▸ The problem: Without the pictures, copy the entries below word for word.

## Start Dataset records

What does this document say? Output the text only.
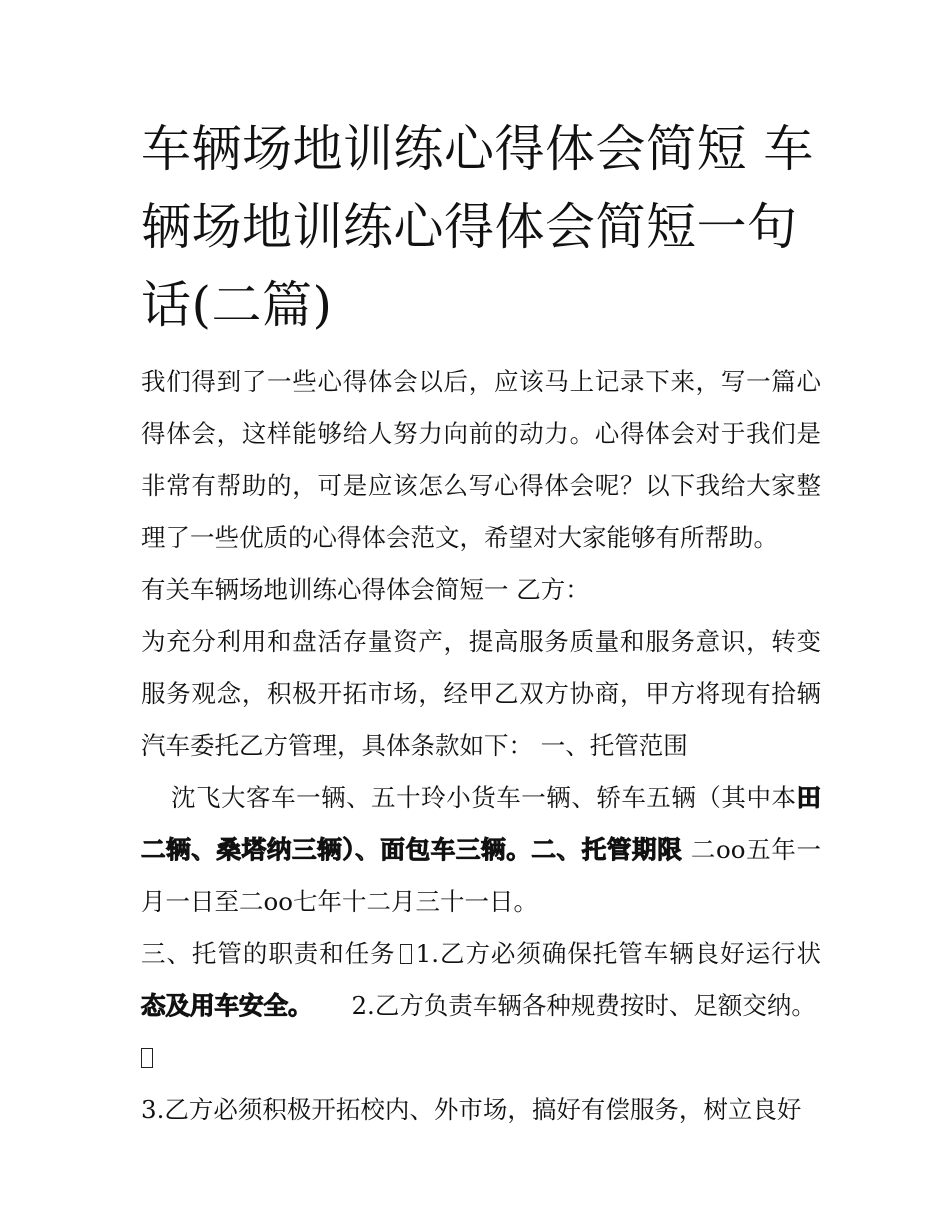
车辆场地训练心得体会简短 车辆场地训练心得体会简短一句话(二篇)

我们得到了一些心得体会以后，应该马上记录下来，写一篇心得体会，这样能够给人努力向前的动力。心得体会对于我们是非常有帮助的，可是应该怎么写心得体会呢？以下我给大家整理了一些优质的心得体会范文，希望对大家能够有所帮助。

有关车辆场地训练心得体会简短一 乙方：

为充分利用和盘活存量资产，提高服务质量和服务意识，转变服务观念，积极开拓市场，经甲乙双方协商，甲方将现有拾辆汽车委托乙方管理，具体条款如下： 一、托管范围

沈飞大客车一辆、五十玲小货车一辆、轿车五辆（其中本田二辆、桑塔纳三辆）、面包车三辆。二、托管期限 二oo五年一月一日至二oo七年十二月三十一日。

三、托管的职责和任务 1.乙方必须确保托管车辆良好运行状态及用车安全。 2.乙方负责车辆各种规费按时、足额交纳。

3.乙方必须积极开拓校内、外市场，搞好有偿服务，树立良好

## End Dataset records

▸ Completed exercise:
What does this document say? Output the text only.
车辆场地训练心得体会简短 车辆场地训练心得体会简短一句话(二篇)

我们得到了一些心得体会以后，应该马上记录下来，写一篇心得体会，这样能够给人努力向前的动力。心得体会对于我们是非常有帮助的，可是应该怎么写心得体会呢？以下我给大家整理了一些优质的心得体会范文，希望对大家能够有所帮助。

有关车辆场地训练心得体会简短一 乙方：

为充分利用和盘活存量资产，提高服务质量和服务意识，转变服务观念，积极开拓市场，经甲乙双方协商，甲方将现有拾辆汽车委托乙方管理，具体条款如下： 一、托管范围

沈飞大客车一辆、五十玲小货车一辆、轿车五辆（其中本田二辆、桑塔纳三辆）、面包车三辆。二、托管期限 二oo五年一月一日至二oo七年十二月三十一日。

三、托管的职责和任务 1.乙方必须确保托管车辆良好运行状态及用车安全。 2.乙方负责车辆各种规费按时、足额交纳。

3.乙方必须积极开拓校内、外市场，搞好有偿服务，树立良好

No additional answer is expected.